DATA FOR THE TASK
===

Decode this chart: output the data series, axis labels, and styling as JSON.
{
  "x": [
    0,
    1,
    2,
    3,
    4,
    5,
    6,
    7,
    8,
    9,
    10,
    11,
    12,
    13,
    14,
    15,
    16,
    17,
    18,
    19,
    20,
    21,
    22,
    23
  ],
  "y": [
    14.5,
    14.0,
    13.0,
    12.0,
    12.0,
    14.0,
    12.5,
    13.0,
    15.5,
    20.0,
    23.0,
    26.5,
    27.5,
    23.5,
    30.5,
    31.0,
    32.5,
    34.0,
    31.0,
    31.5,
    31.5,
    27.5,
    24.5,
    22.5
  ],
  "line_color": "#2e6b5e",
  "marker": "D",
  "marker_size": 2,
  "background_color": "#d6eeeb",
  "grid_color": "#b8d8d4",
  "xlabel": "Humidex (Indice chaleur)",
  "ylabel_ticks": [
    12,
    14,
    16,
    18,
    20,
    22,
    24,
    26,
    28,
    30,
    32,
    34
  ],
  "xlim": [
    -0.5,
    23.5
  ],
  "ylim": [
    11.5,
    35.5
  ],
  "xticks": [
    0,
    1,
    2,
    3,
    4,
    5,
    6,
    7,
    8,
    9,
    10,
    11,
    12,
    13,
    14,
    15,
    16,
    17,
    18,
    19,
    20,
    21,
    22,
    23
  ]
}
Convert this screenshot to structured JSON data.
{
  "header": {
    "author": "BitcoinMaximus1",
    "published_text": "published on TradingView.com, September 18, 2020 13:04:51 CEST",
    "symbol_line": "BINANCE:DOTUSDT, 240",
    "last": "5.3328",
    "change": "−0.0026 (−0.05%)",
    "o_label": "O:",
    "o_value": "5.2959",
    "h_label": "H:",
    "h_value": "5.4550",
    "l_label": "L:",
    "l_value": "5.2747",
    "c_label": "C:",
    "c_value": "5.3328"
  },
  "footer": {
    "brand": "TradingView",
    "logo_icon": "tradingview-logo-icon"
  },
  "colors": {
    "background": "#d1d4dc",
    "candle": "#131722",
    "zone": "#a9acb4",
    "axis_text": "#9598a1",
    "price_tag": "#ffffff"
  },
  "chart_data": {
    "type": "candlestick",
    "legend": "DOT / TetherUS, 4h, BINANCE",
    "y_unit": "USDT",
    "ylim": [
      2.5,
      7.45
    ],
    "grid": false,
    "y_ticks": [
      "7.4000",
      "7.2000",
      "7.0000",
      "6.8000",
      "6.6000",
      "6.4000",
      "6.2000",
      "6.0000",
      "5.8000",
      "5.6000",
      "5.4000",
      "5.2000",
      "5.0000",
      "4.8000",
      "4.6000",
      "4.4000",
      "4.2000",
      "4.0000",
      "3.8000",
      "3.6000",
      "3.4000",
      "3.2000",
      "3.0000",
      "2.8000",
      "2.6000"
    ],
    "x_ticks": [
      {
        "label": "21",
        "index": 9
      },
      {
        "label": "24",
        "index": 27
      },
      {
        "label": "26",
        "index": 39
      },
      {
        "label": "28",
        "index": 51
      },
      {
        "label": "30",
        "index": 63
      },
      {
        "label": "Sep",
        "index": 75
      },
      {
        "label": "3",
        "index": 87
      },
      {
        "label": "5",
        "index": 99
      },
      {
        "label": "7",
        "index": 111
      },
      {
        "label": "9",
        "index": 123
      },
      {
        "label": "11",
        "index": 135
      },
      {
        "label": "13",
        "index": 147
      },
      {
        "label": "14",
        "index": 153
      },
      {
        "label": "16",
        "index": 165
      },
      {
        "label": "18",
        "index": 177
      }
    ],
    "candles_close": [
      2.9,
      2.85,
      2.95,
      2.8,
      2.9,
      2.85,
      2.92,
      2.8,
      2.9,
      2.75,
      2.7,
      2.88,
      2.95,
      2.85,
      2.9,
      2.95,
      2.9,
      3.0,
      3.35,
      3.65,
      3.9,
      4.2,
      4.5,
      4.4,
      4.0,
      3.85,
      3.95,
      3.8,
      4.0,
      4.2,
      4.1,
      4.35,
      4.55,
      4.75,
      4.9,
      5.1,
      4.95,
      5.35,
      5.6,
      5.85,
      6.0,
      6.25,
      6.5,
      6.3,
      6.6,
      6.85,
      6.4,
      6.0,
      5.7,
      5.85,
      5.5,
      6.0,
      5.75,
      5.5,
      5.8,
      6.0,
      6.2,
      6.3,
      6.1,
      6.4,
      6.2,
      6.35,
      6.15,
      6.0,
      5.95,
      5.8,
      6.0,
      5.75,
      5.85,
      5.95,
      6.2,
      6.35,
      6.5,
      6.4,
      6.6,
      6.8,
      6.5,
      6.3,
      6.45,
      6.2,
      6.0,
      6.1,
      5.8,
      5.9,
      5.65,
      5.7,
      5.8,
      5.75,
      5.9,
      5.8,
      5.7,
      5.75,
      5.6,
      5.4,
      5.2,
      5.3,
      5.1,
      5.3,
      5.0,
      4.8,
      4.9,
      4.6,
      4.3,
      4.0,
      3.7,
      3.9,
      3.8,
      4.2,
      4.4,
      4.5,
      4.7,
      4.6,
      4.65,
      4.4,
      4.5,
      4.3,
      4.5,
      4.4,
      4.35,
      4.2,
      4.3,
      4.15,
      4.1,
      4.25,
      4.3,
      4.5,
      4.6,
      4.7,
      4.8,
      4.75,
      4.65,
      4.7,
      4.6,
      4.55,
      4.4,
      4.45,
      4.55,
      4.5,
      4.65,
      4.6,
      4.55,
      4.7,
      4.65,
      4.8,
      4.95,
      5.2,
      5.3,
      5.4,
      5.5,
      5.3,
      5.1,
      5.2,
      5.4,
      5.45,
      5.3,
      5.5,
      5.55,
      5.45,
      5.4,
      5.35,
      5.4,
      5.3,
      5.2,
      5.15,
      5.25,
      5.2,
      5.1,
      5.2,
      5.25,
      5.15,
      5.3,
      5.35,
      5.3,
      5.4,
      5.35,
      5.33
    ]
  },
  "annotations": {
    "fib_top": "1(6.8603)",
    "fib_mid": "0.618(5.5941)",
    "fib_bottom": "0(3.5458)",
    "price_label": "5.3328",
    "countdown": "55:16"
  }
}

===

YOUR INSTRUCTIONS
Filter the data for the string "BINANCE" and copy every line that has it.

WRITTEN RESPONSE
    "symbol_line": "BINANCE:DOTUSDT, 240",
    "legend": "DOT / TetherUS, 4h, BINANCE",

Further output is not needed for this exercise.